(Entries with figure data)
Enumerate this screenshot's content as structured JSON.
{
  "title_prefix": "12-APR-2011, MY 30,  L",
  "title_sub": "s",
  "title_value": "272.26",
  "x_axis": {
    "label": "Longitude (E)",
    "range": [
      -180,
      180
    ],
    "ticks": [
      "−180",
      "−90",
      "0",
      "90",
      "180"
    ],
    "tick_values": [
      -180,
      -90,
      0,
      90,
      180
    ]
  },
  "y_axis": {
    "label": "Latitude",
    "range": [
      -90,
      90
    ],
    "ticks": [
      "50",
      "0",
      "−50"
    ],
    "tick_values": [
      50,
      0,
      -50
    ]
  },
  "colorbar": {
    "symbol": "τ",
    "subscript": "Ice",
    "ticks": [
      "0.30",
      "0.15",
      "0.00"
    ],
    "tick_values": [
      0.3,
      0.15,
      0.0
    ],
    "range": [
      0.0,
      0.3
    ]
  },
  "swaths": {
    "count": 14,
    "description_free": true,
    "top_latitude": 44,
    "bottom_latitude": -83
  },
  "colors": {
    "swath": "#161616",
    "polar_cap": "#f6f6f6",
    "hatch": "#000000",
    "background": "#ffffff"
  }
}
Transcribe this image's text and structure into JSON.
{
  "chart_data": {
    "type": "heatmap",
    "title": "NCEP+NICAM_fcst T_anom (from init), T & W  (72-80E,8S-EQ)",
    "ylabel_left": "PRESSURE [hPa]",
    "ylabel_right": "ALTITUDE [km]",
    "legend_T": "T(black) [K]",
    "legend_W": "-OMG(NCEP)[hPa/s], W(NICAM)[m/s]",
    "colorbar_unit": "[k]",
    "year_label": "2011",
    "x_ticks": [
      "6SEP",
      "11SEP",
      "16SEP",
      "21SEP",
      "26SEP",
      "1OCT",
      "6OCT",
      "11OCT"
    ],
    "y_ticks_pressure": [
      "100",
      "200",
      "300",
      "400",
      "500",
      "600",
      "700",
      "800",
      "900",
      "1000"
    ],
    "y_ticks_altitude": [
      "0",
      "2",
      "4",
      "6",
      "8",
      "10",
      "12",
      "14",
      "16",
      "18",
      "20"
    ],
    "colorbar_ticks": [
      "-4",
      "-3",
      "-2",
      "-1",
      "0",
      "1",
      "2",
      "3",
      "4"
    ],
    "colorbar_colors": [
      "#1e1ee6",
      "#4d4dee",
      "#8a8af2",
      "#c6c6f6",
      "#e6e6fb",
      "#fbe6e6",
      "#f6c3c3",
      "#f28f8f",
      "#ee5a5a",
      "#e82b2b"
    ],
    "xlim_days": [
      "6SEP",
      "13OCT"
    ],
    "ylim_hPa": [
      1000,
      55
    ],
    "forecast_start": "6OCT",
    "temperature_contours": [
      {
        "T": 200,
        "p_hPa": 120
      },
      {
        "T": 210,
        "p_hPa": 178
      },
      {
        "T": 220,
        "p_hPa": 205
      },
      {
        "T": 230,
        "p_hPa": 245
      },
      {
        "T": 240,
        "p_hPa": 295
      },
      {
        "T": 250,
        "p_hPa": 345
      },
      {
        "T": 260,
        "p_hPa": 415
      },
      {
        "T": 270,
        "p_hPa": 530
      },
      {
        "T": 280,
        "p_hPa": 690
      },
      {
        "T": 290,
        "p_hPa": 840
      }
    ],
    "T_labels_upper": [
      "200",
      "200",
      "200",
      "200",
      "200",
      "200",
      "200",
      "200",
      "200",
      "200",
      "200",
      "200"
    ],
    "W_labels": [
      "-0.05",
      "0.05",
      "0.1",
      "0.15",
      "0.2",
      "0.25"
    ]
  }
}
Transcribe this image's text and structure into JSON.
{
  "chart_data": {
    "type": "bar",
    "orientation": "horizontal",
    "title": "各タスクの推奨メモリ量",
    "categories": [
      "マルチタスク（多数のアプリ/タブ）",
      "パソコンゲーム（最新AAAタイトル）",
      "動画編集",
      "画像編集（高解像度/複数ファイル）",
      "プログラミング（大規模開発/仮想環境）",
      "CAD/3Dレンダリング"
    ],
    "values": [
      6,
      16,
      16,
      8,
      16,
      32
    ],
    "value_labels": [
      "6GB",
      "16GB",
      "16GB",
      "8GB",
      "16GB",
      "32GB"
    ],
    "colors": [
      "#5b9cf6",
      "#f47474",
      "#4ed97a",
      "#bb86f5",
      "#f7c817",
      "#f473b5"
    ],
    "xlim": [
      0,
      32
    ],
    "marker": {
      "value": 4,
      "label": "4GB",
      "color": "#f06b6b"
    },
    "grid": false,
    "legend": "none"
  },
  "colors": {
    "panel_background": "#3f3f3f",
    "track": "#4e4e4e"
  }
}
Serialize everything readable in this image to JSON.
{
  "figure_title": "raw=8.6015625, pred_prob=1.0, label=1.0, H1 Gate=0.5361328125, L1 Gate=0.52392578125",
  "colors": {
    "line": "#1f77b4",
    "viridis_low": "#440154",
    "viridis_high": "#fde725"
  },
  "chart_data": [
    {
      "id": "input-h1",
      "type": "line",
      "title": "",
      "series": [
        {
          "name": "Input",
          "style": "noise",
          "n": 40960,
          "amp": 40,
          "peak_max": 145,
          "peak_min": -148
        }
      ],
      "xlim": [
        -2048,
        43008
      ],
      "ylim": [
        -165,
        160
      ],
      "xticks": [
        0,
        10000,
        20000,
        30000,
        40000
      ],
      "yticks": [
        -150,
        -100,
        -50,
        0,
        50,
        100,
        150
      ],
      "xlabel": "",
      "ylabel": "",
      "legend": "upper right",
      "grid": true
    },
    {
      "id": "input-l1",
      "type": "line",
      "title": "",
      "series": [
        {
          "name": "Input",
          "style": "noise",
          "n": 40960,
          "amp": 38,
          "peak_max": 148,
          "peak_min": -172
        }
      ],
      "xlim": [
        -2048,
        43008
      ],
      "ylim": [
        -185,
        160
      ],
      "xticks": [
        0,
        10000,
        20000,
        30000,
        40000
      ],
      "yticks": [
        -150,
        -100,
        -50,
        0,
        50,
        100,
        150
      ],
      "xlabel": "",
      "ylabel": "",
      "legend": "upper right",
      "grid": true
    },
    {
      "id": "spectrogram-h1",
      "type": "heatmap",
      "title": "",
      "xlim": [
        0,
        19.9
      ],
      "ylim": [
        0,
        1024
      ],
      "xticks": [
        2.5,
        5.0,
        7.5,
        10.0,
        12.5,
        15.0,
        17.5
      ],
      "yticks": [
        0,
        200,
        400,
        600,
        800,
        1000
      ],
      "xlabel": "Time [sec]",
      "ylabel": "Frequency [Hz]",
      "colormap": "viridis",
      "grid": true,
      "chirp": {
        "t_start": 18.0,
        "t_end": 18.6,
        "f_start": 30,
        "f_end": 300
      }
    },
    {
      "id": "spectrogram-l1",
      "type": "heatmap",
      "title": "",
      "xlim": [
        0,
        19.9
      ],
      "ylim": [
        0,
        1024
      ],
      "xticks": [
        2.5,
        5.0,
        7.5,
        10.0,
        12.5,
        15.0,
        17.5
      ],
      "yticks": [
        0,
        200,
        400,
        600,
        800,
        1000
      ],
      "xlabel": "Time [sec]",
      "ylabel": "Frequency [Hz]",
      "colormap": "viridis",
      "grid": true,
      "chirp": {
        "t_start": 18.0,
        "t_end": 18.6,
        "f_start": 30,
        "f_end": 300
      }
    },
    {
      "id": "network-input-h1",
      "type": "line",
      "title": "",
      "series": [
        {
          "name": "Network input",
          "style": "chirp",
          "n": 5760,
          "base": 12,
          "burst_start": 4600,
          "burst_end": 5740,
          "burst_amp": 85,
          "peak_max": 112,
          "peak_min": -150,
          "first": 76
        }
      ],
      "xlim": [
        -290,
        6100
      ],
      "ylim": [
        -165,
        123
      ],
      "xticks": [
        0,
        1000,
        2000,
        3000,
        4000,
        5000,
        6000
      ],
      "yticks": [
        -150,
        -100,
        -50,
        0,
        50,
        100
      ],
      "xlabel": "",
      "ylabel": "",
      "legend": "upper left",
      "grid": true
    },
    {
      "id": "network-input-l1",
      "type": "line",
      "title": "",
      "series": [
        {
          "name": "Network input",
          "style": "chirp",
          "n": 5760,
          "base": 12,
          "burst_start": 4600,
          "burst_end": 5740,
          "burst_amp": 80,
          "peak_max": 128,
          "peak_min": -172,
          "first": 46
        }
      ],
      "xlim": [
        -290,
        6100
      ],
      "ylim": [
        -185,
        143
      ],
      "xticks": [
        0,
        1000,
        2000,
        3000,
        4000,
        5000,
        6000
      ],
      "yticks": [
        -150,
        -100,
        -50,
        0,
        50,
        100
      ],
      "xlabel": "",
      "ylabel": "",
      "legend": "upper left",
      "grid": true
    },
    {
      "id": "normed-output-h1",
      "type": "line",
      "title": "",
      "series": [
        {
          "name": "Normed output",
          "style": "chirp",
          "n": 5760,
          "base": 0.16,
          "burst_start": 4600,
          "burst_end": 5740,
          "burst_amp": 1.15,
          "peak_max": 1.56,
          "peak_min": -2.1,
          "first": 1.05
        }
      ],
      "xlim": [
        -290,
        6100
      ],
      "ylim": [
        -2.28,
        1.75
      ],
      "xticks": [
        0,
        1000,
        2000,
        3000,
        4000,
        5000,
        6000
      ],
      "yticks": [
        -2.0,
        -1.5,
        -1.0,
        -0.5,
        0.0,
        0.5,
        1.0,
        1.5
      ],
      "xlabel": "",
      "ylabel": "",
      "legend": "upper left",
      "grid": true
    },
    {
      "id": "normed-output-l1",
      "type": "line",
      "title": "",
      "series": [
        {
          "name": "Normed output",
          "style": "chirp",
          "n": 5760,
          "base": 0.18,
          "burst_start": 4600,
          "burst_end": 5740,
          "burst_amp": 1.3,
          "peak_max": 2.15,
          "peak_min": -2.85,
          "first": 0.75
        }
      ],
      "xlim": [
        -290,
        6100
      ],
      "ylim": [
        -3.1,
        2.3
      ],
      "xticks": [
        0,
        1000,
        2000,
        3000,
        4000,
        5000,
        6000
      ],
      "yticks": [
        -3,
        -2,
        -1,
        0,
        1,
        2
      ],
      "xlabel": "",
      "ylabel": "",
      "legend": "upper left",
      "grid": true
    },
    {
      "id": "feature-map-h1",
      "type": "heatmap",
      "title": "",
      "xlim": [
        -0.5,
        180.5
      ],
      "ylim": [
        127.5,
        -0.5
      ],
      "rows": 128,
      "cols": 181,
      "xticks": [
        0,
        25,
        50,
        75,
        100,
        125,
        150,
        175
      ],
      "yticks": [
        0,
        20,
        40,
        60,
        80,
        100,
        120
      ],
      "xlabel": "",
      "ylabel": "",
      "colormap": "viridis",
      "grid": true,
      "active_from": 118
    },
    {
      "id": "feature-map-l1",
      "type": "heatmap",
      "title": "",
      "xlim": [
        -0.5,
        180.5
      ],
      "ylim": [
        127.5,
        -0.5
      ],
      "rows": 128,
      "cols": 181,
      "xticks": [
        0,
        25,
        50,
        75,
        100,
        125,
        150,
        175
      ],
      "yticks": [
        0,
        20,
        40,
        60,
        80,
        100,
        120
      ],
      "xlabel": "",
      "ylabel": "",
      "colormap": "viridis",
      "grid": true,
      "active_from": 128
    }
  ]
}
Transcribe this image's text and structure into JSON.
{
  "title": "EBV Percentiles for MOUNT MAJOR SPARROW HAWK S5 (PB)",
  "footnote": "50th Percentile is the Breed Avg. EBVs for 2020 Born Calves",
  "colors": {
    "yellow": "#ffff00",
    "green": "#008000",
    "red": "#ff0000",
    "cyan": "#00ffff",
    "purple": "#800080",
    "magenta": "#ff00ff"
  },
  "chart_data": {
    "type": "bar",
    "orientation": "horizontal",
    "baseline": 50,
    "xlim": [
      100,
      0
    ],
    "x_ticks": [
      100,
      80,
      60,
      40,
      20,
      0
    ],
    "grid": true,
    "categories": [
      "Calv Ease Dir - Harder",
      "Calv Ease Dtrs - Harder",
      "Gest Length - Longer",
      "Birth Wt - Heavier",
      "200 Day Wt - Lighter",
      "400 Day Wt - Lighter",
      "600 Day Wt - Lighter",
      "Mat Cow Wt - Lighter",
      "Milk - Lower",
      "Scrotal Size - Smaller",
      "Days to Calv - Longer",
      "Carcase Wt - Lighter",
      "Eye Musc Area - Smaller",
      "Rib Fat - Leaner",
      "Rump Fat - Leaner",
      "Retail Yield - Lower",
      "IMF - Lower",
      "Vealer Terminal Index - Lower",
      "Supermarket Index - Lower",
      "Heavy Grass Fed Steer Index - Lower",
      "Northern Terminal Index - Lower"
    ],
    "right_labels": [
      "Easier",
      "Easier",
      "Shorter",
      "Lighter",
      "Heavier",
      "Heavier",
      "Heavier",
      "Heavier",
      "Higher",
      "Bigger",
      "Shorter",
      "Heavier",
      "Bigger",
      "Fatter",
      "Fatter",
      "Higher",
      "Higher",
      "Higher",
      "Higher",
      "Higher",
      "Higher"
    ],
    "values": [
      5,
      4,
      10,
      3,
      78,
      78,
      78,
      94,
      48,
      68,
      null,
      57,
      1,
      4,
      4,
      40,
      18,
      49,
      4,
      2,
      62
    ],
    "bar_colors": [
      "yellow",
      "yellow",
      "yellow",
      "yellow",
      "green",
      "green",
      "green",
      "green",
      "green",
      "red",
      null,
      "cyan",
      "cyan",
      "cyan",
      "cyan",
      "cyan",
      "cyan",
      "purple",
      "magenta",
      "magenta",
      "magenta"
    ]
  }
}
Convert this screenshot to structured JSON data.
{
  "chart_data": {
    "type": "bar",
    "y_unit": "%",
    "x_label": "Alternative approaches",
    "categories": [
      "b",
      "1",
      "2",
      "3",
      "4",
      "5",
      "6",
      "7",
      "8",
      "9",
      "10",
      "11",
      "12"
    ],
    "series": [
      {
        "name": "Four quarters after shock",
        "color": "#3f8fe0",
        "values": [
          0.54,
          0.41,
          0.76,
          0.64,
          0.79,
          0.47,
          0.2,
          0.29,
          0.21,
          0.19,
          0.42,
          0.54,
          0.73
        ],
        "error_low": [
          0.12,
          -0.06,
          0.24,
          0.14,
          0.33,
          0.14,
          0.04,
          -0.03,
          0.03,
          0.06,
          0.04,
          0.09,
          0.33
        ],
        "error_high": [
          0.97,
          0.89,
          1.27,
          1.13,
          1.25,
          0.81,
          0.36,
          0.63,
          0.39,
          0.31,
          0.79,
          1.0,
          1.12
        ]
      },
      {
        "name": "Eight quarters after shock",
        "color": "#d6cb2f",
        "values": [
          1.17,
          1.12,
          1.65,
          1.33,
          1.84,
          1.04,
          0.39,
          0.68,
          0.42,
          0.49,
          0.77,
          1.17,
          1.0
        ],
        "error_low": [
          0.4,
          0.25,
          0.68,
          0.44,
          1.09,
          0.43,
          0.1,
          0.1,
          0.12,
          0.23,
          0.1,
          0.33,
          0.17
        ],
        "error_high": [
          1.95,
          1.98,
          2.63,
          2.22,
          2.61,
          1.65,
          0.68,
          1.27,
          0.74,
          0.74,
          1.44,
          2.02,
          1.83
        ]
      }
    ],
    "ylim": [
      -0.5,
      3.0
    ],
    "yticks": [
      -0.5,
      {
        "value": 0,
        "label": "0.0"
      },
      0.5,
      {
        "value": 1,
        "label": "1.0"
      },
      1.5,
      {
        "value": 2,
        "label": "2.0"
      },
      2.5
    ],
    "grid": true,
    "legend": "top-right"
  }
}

* _Challenge_: Copy out each line of the entries that holds "Lower".

* _Solution to this exercise_:
      "Milk - Lower",
      "Retail Yield - Lower",
      "IMF - Lower",
      "Vealer Terminal Index - Lower",
      "Supermarket Index - Lower",
      "Heavy Grass Fed Steer Index - Lower",
      "Northern Terminal Index - Lower"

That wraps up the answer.